■ Aim of the exercise ■
All of the data below should be written out exactly.

*** Items ***

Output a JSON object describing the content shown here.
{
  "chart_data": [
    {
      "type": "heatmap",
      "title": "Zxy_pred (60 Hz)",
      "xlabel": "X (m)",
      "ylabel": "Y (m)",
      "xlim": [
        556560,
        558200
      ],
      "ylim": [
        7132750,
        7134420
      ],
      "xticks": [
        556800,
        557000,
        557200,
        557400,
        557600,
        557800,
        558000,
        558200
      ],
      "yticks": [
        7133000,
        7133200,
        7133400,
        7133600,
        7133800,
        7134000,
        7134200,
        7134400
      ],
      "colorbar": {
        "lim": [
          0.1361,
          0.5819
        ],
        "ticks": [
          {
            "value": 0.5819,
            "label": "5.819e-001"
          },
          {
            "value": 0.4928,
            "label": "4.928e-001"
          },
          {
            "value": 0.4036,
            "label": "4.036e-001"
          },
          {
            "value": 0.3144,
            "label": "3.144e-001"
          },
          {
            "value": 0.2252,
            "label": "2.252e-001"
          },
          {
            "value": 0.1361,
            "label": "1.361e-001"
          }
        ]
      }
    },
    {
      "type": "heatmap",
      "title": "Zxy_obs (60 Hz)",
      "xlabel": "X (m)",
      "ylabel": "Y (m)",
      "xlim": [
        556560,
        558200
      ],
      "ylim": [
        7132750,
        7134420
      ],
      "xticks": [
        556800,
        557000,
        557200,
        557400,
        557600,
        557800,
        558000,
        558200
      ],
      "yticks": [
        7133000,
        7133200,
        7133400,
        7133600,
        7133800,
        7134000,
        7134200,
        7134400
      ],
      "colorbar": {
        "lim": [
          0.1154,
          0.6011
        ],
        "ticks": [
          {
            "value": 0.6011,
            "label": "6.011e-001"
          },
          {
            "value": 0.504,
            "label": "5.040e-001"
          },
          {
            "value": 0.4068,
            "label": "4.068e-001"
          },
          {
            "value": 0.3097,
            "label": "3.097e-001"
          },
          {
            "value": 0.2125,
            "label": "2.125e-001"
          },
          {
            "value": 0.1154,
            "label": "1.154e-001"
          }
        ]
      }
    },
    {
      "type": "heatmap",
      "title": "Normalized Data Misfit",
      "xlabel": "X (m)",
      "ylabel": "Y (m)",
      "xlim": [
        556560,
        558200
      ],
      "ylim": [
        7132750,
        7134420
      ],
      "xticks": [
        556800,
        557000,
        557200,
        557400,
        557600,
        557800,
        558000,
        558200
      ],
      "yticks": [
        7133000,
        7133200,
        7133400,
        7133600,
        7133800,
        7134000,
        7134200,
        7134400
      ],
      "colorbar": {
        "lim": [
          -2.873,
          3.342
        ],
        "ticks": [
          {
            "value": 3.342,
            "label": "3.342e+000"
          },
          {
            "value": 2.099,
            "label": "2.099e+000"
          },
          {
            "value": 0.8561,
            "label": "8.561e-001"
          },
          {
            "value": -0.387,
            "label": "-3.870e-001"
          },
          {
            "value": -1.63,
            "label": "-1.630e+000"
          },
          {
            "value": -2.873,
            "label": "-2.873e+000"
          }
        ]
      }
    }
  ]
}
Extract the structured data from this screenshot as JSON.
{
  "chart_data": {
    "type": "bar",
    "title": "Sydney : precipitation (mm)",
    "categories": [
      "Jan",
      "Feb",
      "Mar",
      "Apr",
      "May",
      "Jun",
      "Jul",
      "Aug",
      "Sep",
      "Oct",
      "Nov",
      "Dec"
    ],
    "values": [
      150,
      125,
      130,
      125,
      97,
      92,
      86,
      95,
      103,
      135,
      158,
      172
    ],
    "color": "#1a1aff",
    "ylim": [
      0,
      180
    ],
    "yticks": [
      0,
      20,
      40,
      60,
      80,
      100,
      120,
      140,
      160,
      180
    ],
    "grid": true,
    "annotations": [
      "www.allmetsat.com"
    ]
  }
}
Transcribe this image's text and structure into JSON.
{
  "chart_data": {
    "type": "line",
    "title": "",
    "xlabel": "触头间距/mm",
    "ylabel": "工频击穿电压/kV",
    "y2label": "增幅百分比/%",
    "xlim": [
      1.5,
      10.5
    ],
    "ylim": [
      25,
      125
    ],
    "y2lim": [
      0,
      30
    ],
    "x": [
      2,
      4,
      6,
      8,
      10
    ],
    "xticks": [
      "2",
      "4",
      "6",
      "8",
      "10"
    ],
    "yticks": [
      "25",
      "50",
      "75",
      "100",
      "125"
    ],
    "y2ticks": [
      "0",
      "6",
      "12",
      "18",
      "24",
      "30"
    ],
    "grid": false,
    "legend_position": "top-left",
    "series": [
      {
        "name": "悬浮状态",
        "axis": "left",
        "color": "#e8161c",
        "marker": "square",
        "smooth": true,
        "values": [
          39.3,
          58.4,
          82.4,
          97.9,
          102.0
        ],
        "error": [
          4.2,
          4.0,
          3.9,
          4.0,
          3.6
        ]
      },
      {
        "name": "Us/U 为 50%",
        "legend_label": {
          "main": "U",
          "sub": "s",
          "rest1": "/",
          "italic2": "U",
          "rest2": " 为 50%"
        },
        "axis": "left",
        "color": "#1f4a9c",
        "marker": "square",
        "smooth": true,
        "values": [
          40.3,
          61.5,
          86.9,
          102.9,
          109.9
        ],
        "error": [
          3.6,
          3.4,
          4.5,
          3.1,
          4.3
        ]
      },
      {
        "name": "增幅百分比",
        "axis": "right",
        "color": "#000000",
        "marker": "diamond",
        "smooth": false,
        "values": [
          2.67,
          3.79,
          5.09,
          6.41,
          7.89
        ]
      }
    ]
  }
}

***

■ Written reply ■
Output a JSON object describing the content shown here.
{
  "chart_data": [
    {
      "type": "heatmap",
      "title": "Zxy_pred (60 Hz)",
      "xlabel": "X (m)",
      "ylabel": "Y (m)",
      "xlim": [
        556560,
        558200
      ],
      "ylim": [
        7132750,
        7134420
      ],
      "xticks": [
        556800,
        557000,
        557200,
        557400,
        557600,
        557800,
        558000,
        558200
      ],
      "yticks": [
        7133000,
        7133200,
        7133400,
        7133600,
        7133800,
        7134000,
        7134200,
        7134400
      ],
      "colorbar": {
        "lim": [
          0.1361,
          0.5819
        ],
        "ticks": [
          {
            "value": 0.5819,
            "label": "5.819e-001"
          },
          {
            "value": 0.4928,
            "label": "4.928e-001"
          },
          {
            "value": 0.4036,
            "label": "4.036e-001"
          },
          {
            "value": 0.3144,
            "label": "3.144e-001"
          },
          {
            "value": 0.2252,
            "label": "2.252e-001"
          },
          {
            "value": 0.1361,
            "label": "1.361e-001"
          }
        ]
      }
    },
    {
      "type": "heatmap",
      "title": "Zxy_obs (60 Hz)",
      "xlabel": "X (m)",
      "ylabel": "Y (m)",
      "xlim": [
        556560,
        558200
      ],
      "ylim": [
        7132750,
        7134420
      ],
      "xticks": [
        556800,
        557000,
        557200,
        557400,
        557600,
        557800,
        558000,
        558200
      ],
      "yticks": [
        7133000,
        7133200,
        7133400,
        7133600,
        7133800,
        7134000,
        7134200,
        7134400
      ],
      "colorbar": {
        "lim": [
          0.1154,
          0.6011
        ],
        "ticks": [
          {
            "value": 0.6011,
            "label": "6.011e-001"
          },
          {
            "value": 0.504,
            "label": "5.040e-001"
          },
          {
            "value": 0.4068,
            "label": "4.068e-001"
          },
          {
            "value": 0.3097,
            "label": "3.097e-001"
          },
          {
            "value": 0.2125,
            "label": "2.125e-001"
          },
          {
            "value": 0.1154,
            "label": "1.154e-001"
          }
        ]
      }
    },
    {
      "type": "heatmap",
      "title": "Normalized Data Misfit",
      "xlabel": "X (m)",
      "ylabel": "Y (m)",
      "xlim": [
        556560,
        558200
      ],
      "ylim": [
        7132750,
        7134420
      ],
      "xticks": [
        556800,
        557000,
        557200,
        557400,
        557600,
        557800,
        558000,
        558200
      ],
      "yticks": [
        7133000,
        7133200,
        7133400,
        7133600,
        7133800,
        7134000,
        7134200,
        7134400
      ],
      "colorbar": {
        "lim": [
          -2.873,
          3.342
        ],
        "ticks": [
          {
            "value": 3.342,
            "label": "3.342e+000"
          },
          {
            "value": 2.099,
            "label": "2.099e+000"
          },
          {
            "value": 0.8561,
            "label": "8.561e-001"
          },
          {
            "value": -0.387,
            "label": "-3.870e-001"
          },
          {
            "value": -1.63,
            "label": "-1.630e+000"
          },
          {
            "value": -2.873,
            "label": "-2.873e+000"
          }
        ]
      }
    }
  ]
}
Extract the structured data from this screenshot as JSON.
{
  "chart_data": {
    "type": "bar",
    "title": "Sydney : precipitation (mm)",
    "categories": [
      "Jan",
      "Feb",
      "Mar",
      "Apr",
      "May",
      "Jun",
      "Jul",
      "Aug",
      "Sep",
      "Oct",
      "Nov",
      "Dec"
    ],
    "values": [
      150,
      125,
      130,
      125,
      97,
      92,
      86,
      95,
      103,
      135,
      158,
      172
    ],
    "color": "#1a1aff",
    "ylim": [
      0,
      180
    ],
    "yticks": [
      0,
      20,
      40,
      60,
      80,
      100,
      120,
      140,
      160,
      180
    ],
    "grid": true,
    "annotations": [
      "www.allmetsat.com"
    ]
  }
}
Transcribe this image's text and structure into JSON.
{
  "chart_data": {
    "type": "line",
    "title": "",
    "xlabel": "触头间距/mm",
    "ylabel": "工频击穿电压/kV",
    "y2label": "增幅百分比/%",
    "xlim": [
      1.5,
      10.5
    ],
    "ylim": [
      25,
      125
    ],
    "y2lim": [
      0,
      30
    ],
    "x": [
      2,
      4,
      6,
      8,
      10
    ],
    "xticks": [
      "2",
      "4",
      "6",
      "8",
      "10"
    ],
    "yticks": [
      "25",
      "50",
      "75",
      "100",
      "125"
    ],
    "y2ticks": [
      "0",
      "6",
      "12",
      "18",
      "24",
      "30"
    ],
    "grid": false,
    "legend_position": "top-left",
    "series": [
      {
        "name": "悬浮状态",
        "axis": "left",
        "color": "#e8161c",
        "marker": "square",
        "smooth": true,
        "values": [
          39.3,
          58.4,
          82.4,
          97.9,
          102.0
        ],
        "error": [
          4.2,
          4.0,
          3.9,
          4.0,
          3.6
        ]
      },
      {
        "name": "Us/U 为 50%",
        "legend_label": {
          "main": "U",
          "sub": "s",
          "rest1": "/",
          "italic2": "U",
          "rest2": " 为 50%"
        },
        "axis": "left",
        "color": "#1f4a9c",
        "marker": "square",
        "smooth": true,
        "values": [
          40.3,
          61.5,
          86.9,
          102.9,
          109.9
        ],
        "error": [
          3.6,
          3.4,
          4.5,
          3.1,
          4.3
        ]
      },
      {
        "name": "增幅百分比",
        "axis": "right",
        "color": "#000000",
        "marker": "diamond",
        "smooth": false,
        "values": [
          2.67,
          3.79,
          5.09,
          6.41,
          7.89
        ]
      }
    ]
  }
}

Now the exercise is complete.